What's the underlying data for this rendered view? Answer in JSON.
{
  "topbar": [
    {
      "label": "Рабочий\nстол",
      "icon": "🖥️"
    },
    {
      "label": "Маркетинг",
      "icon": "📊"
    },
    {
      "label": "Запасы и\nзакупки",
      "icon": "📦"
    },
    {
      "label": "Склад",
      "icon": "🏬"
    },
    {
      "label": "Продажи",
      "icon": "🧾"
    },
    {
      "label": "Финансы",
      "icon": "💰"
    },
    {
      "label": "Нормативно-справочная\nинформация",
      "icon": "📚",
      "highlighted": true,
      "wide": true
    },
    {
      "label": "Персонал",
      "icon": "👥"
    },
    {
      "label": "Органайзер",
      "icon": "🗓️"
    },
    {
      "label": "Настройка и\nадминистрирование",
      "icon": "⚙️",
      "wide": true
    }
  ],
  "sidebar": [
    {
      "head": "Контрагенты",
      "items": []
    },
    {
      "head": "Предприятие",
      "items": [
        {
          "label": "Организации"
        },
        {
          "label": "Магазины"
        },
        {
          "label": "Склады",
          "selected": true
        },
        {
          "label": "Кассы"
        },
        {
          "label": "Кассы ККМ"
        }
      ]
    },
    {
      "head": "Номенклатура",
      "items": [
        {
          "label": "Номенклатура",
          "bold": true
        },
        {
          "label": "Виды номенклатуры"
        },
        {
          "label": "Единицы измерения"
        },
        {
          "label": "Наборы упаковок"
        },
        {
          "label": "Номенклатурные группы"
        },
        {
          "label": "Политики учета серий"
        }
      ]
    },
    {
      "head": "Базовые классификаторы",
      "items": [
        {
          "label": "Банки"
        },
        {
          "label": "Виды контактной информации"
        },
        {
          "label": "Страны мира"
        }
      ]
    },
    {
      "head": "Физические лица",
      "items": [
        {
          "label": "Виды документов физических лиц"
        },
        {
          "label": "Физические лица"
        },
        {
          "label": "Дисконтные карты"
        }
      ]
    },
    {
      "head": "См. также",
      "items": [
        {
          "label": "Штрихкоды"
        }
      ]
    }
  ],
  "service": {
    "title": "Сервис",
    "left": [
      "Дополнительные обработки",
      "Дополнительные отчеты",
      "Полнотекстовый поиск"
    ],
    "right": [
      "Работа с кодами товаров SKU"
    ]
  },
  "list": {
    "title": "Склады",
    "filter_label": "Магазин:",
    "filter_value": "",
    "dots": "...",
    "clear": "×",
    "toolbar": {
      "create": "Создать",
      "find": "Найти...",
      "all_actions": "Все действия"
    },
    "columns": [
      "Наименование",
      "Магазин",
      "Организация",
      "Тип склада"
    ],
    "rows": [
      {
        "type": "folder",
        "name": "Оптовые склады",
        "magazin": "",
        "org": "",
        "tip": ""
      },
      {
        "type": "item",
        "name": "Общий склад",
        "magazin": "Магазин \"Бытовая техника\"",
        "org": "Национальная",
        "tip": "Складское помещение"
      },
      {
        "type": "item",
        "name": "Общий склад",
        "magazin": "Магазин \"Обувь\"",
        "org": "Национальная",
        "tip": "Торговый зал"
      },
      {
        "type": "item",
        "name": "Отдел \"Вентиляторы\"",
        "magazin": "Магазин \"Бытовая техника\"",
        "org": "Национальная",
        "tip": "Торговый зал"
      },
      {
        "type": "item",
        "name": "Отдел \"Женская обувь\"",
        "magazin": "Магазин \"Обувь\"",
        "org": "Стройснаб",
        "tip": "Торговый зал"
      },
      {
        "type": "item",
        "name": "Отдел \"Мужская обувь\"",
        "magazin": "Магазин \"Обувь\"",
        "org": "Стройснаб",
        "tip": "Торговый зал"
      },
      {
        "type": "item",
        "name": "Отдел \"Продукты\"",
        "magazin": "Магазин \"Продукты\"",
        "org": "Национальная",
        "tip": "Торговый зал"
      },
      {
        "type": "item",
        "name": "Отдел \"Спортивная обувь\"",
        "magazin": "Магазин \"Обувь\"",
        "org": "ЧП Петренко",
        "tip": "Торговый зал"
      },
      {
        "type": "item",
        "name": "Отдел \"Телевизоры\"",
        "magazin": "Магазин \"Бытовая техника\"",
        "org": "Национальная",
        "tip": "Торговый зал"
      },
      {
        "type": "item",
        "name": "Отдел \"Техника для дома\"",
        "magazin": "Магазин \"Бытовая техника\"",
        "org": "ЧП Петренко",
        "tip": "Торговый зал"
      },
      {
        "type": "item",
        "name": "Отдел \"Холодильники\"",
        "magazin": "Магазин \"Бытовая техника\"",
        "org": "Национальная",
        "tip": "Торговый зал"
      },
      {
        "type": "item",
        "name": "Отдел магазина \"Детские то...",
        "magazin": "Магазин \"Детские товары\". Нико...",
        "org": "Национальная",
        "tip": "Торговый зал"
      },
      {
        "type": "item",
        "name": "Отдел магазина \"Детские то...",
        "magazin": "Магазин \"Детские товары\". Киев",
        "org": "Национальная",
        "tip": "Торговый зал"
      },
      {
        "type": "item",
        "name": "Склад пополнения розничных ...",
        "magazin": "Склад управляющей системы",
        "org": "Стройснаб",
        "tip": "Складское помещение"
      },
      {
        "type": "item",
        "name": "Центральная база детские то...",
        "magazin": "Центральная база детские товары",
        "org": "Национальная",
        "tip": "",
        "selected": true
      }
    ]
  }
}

----

◆ Required task
From the entries above, extract each line containing "Отдел".

◆ Solution
        "name": "Отдел \"Вентиляторы\"",
        "name": "Отдел \"Женская обувь\"",
        "name": "Отдел \"Мужская обувь\"",
        "name": "Отдел \"Продукты\"",
        "name": "Отдел \"Спортивная обувь\"",
        "name": "Отдел \"Телевизоры\"",
        "name": "Отдел \"Техника для дома\"",
        "name": "Отдел \"Холодильники\"",
        "name": "Отдел магазина \"Детские то...",
        "name": "Отдел магазина \"Детские то...",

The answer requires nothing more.